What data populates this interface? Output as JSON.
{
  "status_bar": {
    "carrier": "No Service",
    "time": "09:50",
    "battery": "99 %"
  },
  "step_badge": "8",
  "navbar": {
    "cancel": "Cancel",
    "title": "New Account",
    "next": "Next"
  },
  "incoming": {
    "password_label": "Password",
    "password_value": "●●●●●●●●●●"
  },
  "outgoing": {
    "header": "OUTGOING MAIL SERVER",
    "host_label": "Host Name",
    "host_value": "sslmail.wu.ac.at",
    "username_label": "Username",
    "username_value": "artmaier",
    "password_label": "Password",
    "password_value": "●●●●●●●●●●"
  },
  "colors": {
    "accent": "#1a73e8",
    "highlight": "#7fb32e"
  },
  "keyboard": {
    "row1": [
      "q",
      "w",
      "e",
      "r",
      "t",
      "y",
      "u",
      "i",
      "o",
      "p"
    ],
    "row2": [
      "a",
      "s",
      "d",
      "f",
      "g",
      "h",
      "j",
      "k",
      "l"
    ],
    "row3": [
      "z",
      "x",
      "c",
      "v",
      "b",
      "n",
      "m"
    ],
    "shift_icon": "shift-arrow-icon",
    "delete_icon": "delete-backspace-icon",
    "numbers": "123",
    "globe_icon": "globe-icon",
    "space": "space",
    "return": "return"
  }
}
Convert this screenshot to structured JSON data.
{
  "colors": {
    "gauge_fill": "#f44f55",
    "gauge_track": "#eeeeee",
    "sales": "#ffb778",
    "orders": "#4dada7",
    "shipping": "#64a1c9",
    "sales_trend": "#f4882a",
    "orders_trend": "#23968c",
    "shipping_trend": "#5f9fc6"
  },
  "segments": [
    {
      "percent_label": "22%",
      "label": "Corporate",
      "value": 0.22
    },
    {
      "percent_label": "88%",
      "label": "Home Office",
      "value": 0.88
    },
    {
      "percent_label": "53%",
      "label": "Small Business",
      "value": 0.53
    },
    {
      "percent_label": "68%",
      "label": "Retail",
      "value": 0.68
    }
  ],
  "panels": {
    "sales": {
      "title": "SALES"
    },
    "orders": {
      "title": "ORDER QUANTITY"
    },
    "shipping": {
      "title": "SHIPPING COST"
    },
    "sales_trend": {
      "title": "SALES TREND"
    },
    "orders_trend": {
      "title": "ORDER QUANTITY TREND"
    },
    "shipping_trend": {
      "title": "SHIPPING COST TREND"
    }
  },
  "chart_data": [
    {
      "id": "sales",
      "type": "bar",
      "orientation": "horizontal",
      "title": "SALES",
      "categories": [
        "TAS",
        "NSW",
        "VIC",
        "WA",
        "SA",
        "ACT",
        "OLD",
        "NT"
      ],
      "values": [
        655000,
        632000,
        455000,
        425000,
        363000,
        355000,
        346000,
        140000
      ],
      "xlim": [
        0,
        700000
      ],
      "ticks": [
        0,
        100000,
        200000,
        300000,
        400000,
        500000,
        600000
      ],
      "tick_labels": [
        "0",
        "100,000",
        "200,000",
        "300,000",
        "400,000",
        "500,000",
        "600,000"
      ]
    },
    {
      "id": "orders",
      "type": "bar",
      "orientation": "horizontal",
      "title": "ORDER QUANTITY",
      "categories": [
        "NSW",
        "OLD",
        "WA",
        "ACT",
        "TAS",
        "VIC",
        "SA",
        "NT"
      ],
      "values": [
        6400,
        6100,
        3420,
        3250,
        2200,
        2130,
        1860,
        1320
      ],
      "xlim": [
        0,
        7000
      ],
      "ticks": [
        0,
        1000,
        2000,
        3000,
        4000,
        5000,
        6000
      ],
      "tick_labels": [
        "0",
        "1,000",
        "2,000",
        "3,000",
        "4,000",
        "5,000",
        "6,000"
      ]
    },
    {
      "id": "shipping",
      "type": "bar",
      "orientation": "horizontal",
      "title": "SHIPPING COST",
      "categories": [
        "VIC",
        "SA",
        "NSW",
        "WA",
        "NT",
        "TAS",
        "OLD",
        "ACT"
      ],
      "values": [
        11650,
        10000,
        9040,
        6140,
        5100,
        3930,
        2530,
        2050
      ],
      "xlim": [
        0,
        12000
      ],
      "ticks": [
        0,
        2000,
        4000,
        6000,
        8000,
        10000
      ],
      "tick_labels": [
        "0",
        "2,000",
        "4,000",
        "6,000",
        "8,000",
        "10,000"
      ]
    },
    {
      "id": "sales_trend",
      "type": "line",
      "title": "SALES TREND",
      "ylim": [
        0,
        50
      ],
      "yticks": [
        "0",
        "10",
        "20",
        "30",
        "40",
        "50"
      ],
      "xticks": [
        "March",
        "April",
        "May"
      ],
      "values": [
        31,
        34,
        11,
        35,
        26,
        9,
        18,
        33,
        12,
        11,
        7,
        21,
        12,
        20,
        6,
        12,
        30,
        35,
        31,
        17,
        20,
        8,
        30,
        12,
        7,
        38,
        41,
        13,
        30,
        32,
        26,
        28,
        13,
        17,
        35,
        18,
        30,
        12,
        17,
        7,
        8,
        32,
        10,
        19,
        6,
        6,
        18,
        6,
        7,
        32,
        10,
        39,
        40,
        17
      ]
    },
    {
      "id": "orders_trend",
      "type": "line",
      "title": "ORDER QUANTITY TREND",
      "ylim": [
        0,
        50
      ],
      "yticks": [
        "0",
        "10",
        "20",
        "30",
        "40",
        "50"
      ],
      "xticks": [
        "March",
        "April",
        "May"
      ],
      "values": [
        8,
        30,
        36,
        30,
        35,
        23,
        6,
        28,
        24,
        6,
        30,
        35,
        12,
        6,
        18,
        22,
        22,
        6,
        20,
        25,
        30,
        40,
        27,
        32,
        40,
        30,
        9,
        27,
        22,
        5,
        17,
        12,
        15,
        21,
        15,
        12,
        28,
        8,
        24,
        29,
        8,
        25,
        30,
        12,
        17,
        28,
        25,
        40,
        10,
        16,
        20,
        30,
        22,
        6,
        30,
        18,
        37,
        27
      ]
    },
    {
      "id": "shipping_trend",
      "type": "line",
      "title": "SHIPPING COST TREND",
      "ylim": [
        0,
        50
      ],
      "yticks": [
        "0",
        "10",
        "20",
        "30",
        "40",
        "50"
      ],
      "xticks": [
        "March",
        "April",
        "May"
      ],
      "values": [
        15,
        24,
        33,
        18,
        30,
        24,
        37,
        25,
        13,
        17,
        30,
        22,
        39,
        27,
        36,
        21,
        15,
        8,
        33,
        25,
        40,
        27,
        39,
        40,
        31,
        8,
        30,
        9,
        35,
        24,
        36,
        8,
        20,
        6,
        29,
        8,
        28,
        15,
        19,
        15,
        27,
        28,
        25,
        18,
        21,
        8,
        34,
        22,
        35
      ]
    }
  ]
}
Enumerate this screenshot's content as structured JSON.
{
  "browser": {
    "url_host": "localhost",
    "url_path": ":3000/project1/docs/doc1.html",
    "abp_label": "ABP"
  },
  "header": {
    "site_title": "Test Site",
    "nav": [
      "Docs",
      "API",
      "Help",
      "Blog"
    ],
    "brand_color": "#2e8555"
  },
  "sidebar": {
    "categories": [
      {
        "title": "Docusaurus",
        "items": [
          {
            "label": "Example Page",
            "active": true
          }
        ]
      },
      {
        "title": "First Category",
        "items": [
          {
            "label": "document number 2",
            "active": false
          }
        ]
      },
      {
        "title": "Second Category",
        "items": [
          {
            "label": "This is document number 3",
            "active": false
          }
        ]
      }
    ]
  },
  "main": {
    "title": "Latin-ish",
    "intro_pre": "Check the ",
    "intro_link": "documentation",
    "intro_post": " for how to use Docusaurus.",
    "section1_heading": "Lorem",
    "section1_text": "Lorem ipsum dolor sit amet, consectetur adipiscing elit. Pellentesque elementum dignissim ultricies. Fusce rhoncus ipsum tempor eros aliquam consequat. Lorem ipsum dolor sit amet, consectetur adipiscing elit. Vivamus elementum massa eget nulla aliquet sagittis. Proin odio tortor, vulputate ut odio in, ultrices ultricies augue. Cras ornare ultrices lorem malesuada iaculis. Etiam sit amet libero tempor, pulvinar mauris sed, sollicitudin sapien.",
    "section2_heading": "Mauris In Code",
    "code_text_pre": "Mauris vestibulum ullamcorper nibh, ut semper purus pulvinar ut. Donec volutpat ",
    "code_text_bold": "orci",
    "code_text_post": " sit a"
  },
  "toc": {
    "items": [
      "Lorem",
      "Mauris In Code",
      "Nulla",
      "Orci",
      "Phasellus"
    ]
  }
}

Task instructions: Where a line contains the string "structured", extract that line.

Task output:
Convert this screenshot to structured JSON data.
Enumerate this screenshot's content as structured JSON.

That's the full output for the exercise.